#### EXERCISE DIRECTIONS:
The entries below are to be repeated exactly as they stand.
──────────────────────────────
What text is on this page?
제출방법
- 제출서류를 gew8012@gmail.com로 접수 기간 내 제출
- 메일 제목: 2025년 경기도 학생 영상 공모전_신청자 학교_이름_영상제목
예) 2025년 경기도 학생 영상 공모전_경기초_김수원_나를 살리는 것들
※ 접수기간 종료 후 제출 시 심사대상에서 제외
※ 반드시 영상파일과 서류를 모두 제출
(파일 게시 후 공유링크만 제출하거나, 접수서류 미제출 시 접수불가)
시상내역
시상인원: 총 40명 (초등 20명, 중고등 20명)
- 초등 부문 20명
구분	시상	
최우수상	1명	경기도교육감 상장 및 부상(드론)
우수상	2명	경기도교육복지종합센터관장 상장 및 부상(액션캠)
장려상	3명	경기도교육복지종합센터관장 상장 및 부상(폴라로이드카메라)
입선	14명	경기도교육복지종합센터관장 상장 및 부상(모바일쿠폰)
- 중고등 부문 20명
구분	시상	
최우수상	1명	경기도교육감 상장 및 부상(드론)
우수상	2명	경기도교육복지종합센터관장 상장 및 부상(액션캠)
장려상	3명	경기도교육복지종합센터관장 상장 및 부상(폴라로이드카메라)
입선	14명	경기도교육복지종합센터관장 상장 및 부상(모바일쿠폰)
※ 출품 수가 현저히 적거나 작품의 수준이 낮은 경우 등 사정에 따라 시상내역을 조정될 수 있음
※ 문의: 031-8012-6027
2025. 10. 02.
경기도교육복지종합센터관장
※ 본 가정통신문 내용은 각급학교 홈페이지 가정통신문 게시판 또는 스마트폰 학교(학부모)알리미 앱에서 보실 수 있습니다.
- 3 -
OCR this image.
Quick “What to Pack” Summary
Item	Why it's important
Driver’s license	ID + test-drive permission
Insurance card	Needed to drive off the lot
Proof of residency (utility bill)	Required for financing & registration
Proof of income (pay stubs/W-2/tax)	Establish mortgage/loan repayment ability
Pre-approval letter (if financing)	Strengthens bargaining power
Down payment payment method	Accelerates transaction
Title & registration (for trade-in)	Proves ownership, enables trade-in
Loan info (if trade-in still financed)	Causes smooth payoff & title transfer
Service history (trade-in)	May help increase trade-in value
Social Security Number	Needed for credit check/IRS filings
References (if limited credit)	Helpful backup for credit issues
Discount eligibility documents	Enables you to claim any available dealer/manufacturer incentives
──────────────────────────────
#### FINISHED EXERCISE:
What text is on this page?
제출방법
- 제출서류를 gew8012@gmail.com로 접수 기간 내 제출
- 메일 제목: 2025년 경기도 학생 영상 공모전_신청자 학교_이름_영상제목
예) 2025년 경기도 학생 영상 공모전_경기초_김수원_나를 살리는 것들
※ 접수기간 종료 후 제출 시 심사대상에서 제외
※ 반드시 영상파일과 서류를 모두 제출
(파일 게시 후 공유링크만 제출하거나, 접수서류 미제출 시 접수불가)
시상내역
시상인원: 총 40명 (초등 20명, 중고등 20명)
- 초등 부문 20명
구분	시상	
최우수상	1명	경기도교육감 상장 및 부상(드론)
우수상	2명	경기도교육복지종합센터관장 상장 및 부상(액션캠)
장려상	3명	경기도교육복지종합센터관장 상장 및 부상(폴라로이드카메라)
입선	14명	경기도교육복지종합센터관장 상장 및 부상(모바일쿠폰)
- 중고등 부문 20명
구분	시상	
최우수상	1명	경기도교육감 상장 및 부상(드론)
우수상	2명	경기도교육복지종합센터관장 상장 및 부상(액션캠)
장려상	3명	경기도교육복지종합센터관장 상장 및 부상(폴라로이드카메라)
입선	14명	경기도교육복지종합센터관장 상장 및 부상(모바일쿠폰)
※ 출품 수가 현저히 적거나 작품의 수준이 낮은 경우 등 사정에 따라 시상내역을 조정될 수 있음
※ 문의: 031-8012-6027
2025. 10. 02.
경기도교육복지종합센터관장
※ 본 가정통신문 내용은 각급학교 홈페이지 가정통신문 게시판 또는 스마트폰 학교(학부모)알리미 앱에서 보실 수 있습니다.
- 3 -
OCR this image.
Quick “What to Pack” Summary
Item	Why it's important
Driver’s license	ID + test-drive permission
Insurance card	Needed to drive off the lot
Proof of residency (utility bill)	Required for financing & registration
Proof of income (pay stubs/W-2/tax)	Establish mortgage/loan repayment ability
Pre-approval letter (if financing)	Strengthens bargaining power
Down payment payment method	Accelerates transaction
Title & registration (for trade-in)	Proves ownership, enables trade-in
Loan info (if trade-in still financed)	Causes smooth payoff & title transfer
Service history (trade-in)	May help increase trade-in value
Social Security Number	Needed for credit check/IRS filings
References (if limited credit)	Helpful backup for credit issues
Discount eligibility documents	Enables you to claim any available dealer/manufacturer incentives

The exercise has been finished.